### [SHORT TASK]
Pictures in the data below are not part of the copy; transcribe everything else exactly.

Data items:
/---

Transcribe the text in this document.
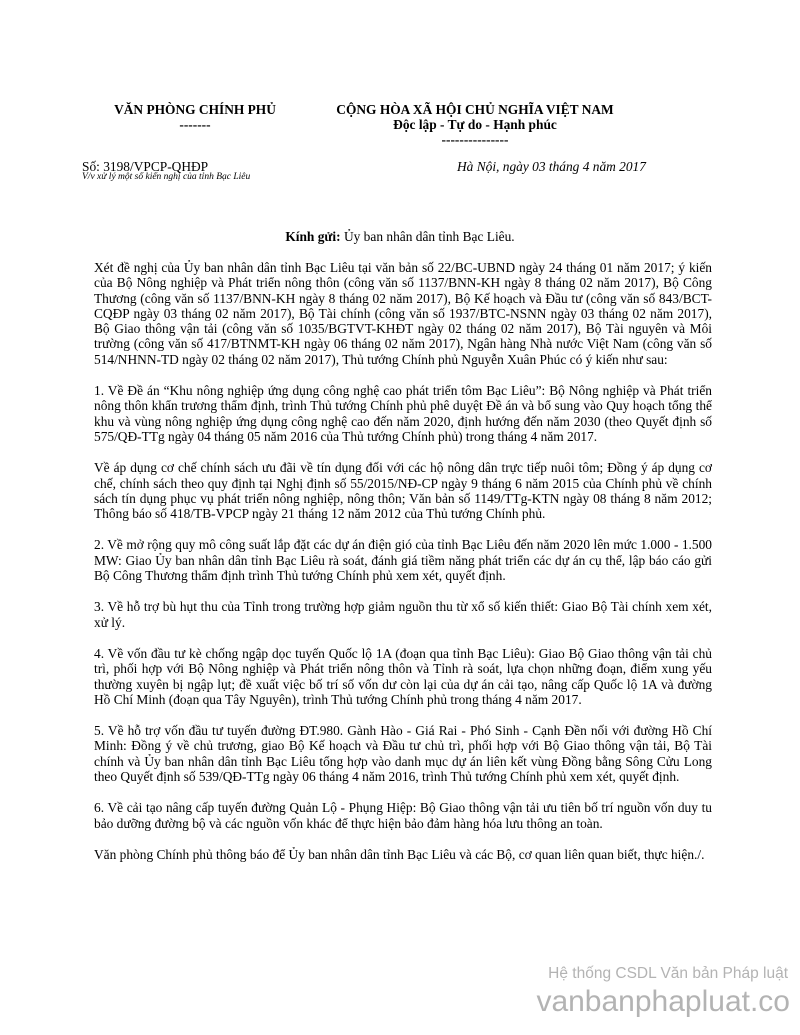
VĂN PHÒNG CHÍNH PHỦ
-------
CỘNG HÒA XÃ HỘI CHỦ NGHĨA VIỆT NAM
Độc lập - Tự do - Hạnh phúc
---------------
Số: 3198/VPCP-QHĐP
V/v xử lý một số kiến nghị của tỉnh Bạc Liêu
Hà Nội, ngày 03 tháng 4 năm 2017
Kính gửi: Ủy ban nhân dân tỉnh Bạc Liêu.

Xét đề nghị của Ủy ban nhân dân tỉnh Bạc Liêu tại văn bản số 22/BC-UBND ngày 24 tháng 01 năm 2017; ý kiến của Bộ Nông nghiệp và Phát triển nông thôn (công văn số 1137/BNN-KH ngày 8 tháng 02 năm 2017), Bộ Công Thương (công văn số 1137/BNN-KH ngày 8 tháng 02 năm 2017), Bộ Kế hoạch và Đầu tư (công văn số 843/BCT-CQĐP ngày 03 tháng 02 năm 2017), Bộ Tài chính (công văn số 1937/BTC-NSNN ngày 03 tháng 02 năm 2017), Bộ Giao thông vận tải (công văn số 1035/BGTVT-KHĐT ngày 02 tháng 02 năm 2017), Bộ Tài nguyên và Môi trường (công văn số 417/BTNMT-KH ngày 06 tháng 02 năm 2017), Ngân hàng Nhà nước Việt Nam (công văn số 514/NHNN-TD ngày 02 tháng 02 năm 2017), Thủ tướng Chính phủ Nguyễn Xuân Phúc có ý kiến như sau:

1. Về Đề án “Khu nông nghiệp ứng dụng công nghệ cao phát triển tôm Bạc Liêu”: Bộ Nông nghiệp và Phát triển nông thôn khẩn trương thẩm định, trình Thủ tướng Chính phủ phê duyệt Đề án và bổ sung vào Quy hoạch tổng thể khu và vùng nông nghiệp ứng dụng công nghệ cao đến năm 2020, định hướng đến năm 2030 (theo Quyết định số 575/QĐ-TTg ngày 04 tháng 05 năm 2016 của Thủ tướng Chính phủ) trong tháng 4 năm 2017.

Về áp dụng cơ chế chính sách ưu đãi về tín dụng đối với các hộ nông dân trực tiếp nuôi tôm; Đồng ý áp dụng cơ chế, chính sách theo quy định tại Nghị định số 55/2015/NĐ-CP ngày 9 tháng 6 năm 2015 của Chính phủ về chính sách tín dụng phục vụ phát triển nông nghiệp, nông thôn; Văn bản số 1149/TTg-KTN ngày 08 tháng 8 năm 2012; Thông báo số 418/TB-VPCP ngày 21 tháng 12 năm 2012 của Thủ tướng Chính phủ.

2. Về mở rộng quy mô công suất lắp đặt các dự án điện gió của tỉnh Bạc Liêu đến năm 2020 lên mức 1.000 - 1.500 MW: Giao Ủy ban nhân dân tỉnh Bạc Liêu rà soát, đánh giá tiềm năng phát triển các dự án cụ thể, lập báo cáo gửi Bộ Công Thương thẩm định trình Thủ tướng Chính phủ xem xét, quyết định.

3. Về hỗ trợ bù hụt thu của Tỉnh trong trường hợp giảm nguồn thu từ xổ số kiến thiết: Giao Bộ Tài chính xem xét, xử lý.

4. Về vốn đầu tư kè chống ngập dọc tuyến Quốc lộ 1A (đoạn qua tỉnh Bạc Liêu): Giao Bộ Giao thông vận tải chủ trì, phối hợp với Bộ Nông nghiệp và Phát triển nông thôn và Tỉnh rà soát, lựa chọn những đoạn, điểm xung yếu thường xuyên bị ngập lụt; đề xuất việc bố trí số vốn dư còn lại của dự án cải tạo, nâng cấp Quốc lộ 1A và đường Hồ Chí Minh (đoạn qua Tây Nguyên), trình Thủ tướng Chính phủ trong tháng 4 năm 2017.

5. Về hỗ trợ vốn đầu tư tuyến đường ĐT.980. Gành Hào - Giá Rai - Phó Sinh - Cạnh Đền nối với đường Hồ Chí Minh: Đồng ý về chủ trương, giao Bộ Kế hoạch và Đầu tư chủ trì, phối hợp với Bộ Giao thông vận tải, Bộ Tài chính và Ủy ban nhân dân tỉnh Bạc Liêu tổng hợp vào danh mục dự án liên kết vùng Đồng bằng Sông Cửu Long theo Quyết định số 539/QĐ-TTg ngày 06 tháng 4 năm 2016, trình Thủ tướng Chính phủ xem xét, quyết định.

6. Về cải tạo nâng cấp tuyến đường Quản Lộ - Phụng Hiệp: Bộ Giao thông vận tải ưu tiên bố trí nguồn vốn duy tu bảo dưỡng đường bộ và các nguồn vốn khác để thực hiện bảo đảm hàng hóa lưu thông an toàn.

Văn phòng Chính phủ thông báo để Ủy ban nhân dân tỉnh Bạc Liêu và các Bộ, cơ quan liên quan biết, thực hiện./.

Hệ thống CSDL Văn bản Pháp luật
vanbanphapluat.co
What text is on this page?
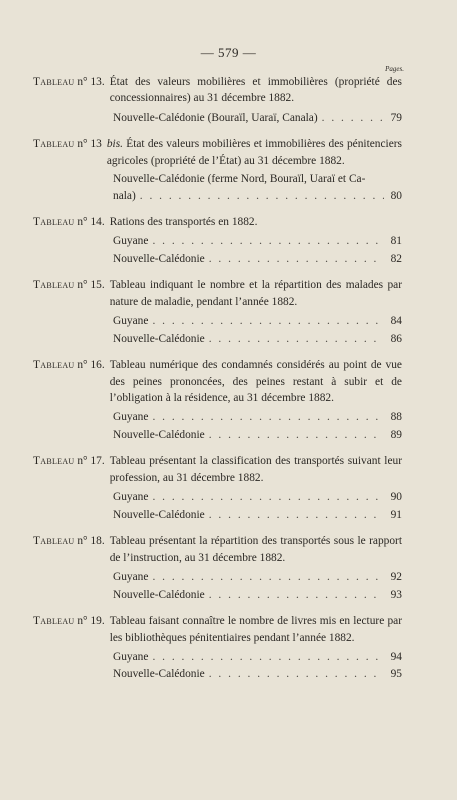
— 579 —
Pages.
Tableau n° 13. État des valeurs mobilières et immobilières (propriété des concessionnaires) au 31 décembre 1882.
Nouvelle-Calédonie (Bouraïl, Uaraï, Canala) . . .	79
Tableau n° 13 bis. État des valeurs mobilières et immobilières des pénitenciers agricoles (propriété de l’État) au 31 décembre 1882.
Nouvelle-Calédonie (ferme Nord, Bouraïl, Uaraï et Ca-
nala) . . .	80
Tableau n° 14. Rations des transportés en 1882.
Guyane . . .	81
Nouvelle-Calédonie . . .	82
Tableau n° 15. Tableau indiquant le nombre et la répartition des malades par nature de maladie, pendant l’année 1882.
Guyane . . .	84
Nouvelle-Calédonie . . .	86
Tableau n° 16. Tableau numérique des condamnés considérés au point de vue des peines prononcées, des peines restant à subir et de l’obligation à la résidence, au 31 décembre 1882.
Guyane . . .	88
Nouvelle-Calédonie . . .	89
Tableau n° 17. Tableau présentant la classification des transportés suivant leur profession, au 31 décembre 1882.
Guyane . . .	90
Nouvelle-Calédonie . . .	91
Tableau n° 18. Tableau présentant la répartition des transportés sous le rapport de l’instruction, au 31 décembre 1882.
Guyane . . .	92
Nouvelle-Calédonie . . .	93
Tableau n° 19. Tableau faisant connaître le nombre de livres mis en lecture par les bibliothèques pénitentiaires pendant l’année 1882.
Guyane . . .	94
Nouvelle-Calédonie . . .	95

\---

### [WRITTEN ANSWER]
Transcribe the text in this document.
VĂN PHÒNG CHÍNH PHỦ
-------
CỘNG HÒA XÃ HỘI CHỦ NGHĨA VIỆT NAM
Độc lập - Tự do - Hạnh phúc
---------------
Số: 3198/VPCP-QHĐP
V/v xử lý một số kiến nghị của tỉnh Bạc Liêu
Hà Nội, ngày 03 tháng 4 năm 2017
Kính gửi: Ủy ban nhân dân tỉnh Bạc Liêu.

Xét đề nghị của Ủy ban nhân dân tỉnh Bạc Liêu tại văn bản số 22/BC-UBND ngày 24 tháng 01 năm 2017; ý kiến của Bộ Nông nghiệp và Phát triển nông thôn (công văn số 1137/BNN-KH ngày 8 tháng 02 năm 2017), Bộ Công Thương (công văn số 1137/BNN-KH ngày 8 tháng 02 năm 2017), Bộ Kế hoạch và Đầu tư (công văn số 843/BCT-CQĐP ngày 03 tháng 02 năm 2017), Bộ Tài chính (công văn số 1937/BTC-NSNN ngày 03 tháng 02 năm 2017), Bộ Giao thông vận tải (công văn số 1035/BGTVT-KHĐT ngày 02 tháng 02 năm 2017), Bộ Tài nguyên và Môi trường (công văn số 417/BTNMT-KH ngày 06 tháng 02 năm 2017), Ngân hàng Nhà nước Việt Nam (công văn số 514/NHNN-TD ngày 02 tháng 02 năm 2017), Thủ tướng Chính phủ Nguyễn Xuân Phúc có ý kiến như sau:

1. Về Đề án “Khu nông nghiệp ứng dụng công nghệ cao phát triển tôm Bạc Liêu”: Bộ Nông nghiệp và Phát triển nông thôn khẩn trương thẩm định, trình Thủ tướng Chính phủ phê duyệt Đề án và bổ sung vào Quy hoạch tổng thể khu và vùng nông nghiệp ứng dụng công nghệ cao đến năm 2020, định hướng đến năm 2030 (theo Quyết định số 575/QĐ-TTg ngày 04 tháng 05 năm 2016 của Thủ tướng Chính phủ) trong tháng 4 năm 2017.

Về áp dụng cơ chế chính sách ưu đãi về tín dụng đối với các hộ nông dân trực tiếp nuôi tôm; Đồng ý áp dụng cơ chế, chính sách theo quy định tại Nghị định số 55/2015/NĐ-CP ngày 9 tháng 6 năm 2015 của Chính phủ về chính sách tín dụng phục vụ phát triển nông nghiệp, nông thôn; Văn bản số 1149/TTg-KTN ngày 08 tháng 8 năm 2012; Thông báo số 418/TB-VPCP ngày 21 tháng 12 năm 2012 của Thủ tướng Chính phủ.

2. Về mở rộng quy mô công suất lắp đặt các dự án điện gió của tỉnh Bạc Liêu đến năm 2020 lên mức 1.000 - 1.500 MW: Giao Ủy ban nhân dân tỉnh Bạc Liêu rà soát, đánh giá tiềm năng phát triển các dự án cụ thể, lập báo cáo gửi Bộ Công Thương thẩm định trình Thủ tướng Chính phủ xem xét, quyết định.

3. Về hỗ trợ bù hụt thu của Tỉnh trong trường hợp giảm nguồn thu từ xổ số kiến thiết: Giao Bộ Tài chính xem xét, xử lý.

4. Về vốn đầu tư kè chống ngập dọc tuyến Quốc lộ 1A (đoạn qua tỉnh Bạc Liêu): Giao Bộ Giao thông vận tải chủ trì, phối hợp với Bộ Nông nghiệp và Phát triển nông thôn và Tỉnh rà soát, lựa chọn những đoạn, điểm xung yếu thường xuyên bị ngập lụt; đề xuất việc bố trí số vốn dư còn lại của dự án cải tạo, nâng cấp Quốc lộ 1A và đường Hồ Chí Minh (đoạn qua Tây Nguyên), trình Thủ tướng Chính phủ trong tháng 4 năm 2017.

5. Về hỗ trợ vốn đầu tư tuyến đường ĐT.980. Gành Hào - Giá Rai - Phó Sinh - Cạnh Đền nối với đường Hồ Chí Minh: Đồng ý về chủ trương, giao Bộ Kế hoạch và Đầu tư chủ trì, phối hợp với Bộ Giao thông vận tải, Bộ Tài chính và Ủy ban nhân dân tỉnh Bạc Liêu tổng hợp vào danh mục dự án liên kết vùng Đồng bằng Sông Cửu Long theo Quyết định số 539/QĐ-TTg ngày 06 tháng 4 năm 2016, trình Thủ tướng Chính phủ xem xét, quyết định.

6. Về cải tạo nâng cấp tuyến đường Quản Lộ - Phụng Hiệp: Bộ Giao thông vận tải ưu tiên bố trí nguồn vốn duy tu bảo dưỡng đường bộ và các nguồn vốn khác để thực hiện bảo đảm hàng hóa lưu thông an toàn.

Văn phòng Chính phủ thông báo để Ủy ban nhân dân tỉnh Bạc Liêu và các Bộ, cơ quan liên quan biết, thực hiện./.

Hệ thống CSDL Văn bản Pháp luật
vanbanphapluat.co
What text is on this page?
— 579 —
Pages.
Tableau n° 13. État des valeurs mobilières et immobilières (propriété des concessionnaires) au 31 décembre 1882.
Nouvelle-Calédonie (Bouraïl, Uaraï, Canala) . . .	79
Tableau n° 13 bis. État des valeurs mobilières et immobilières des pénitenciers agricoles (propriété de l’État) au 31 décembre 1882.
Nouvelle-Calédonie (ferme Nord, Bouraïl, Uaraï et Ca-
nala) . . .	80
Tableau n° 14. Rations des transportés en 1882.
Guyane . . .	81
Nouvelle-Calédonie . . .	82
Tableau n° 15. Tableau indiquant le nombre et la répartition des malades par nature de maladie, pendant l’année 1882.
Guyane . . .	84
Nouvelle-Calédonie . . .	86
Tableau n° 16. Tableau numérique des condamnés considérés au point de vue des peines prononcées, des peines restant à subir et de l’obligation à la résidence, au 31 décembre 1882.
Guyane . . .	88
Nouvelle-Calédonie . . .	89
Tableau n° 17. Tableau présentant la classification des transportés suivant leur profession, au 31 décembre 1882.
Guyane . . .	90
Nouvelle-Calédonie . . .	91
Tableau n° 18. Tableau présentant la répartition des transportés sous le rapport de l’instruction, au 31 décembre 1882.
Guyane . . .	92
Nouvelle-Calédonie . . .	93
Tableau n° 19. Tableau faisant connaître le nombre de livres mis en lecture par les bibliothèques pénitentiaires pendant l’année 1882.
Guyane . . .	94
Nouvelle-Calédonie . . .	95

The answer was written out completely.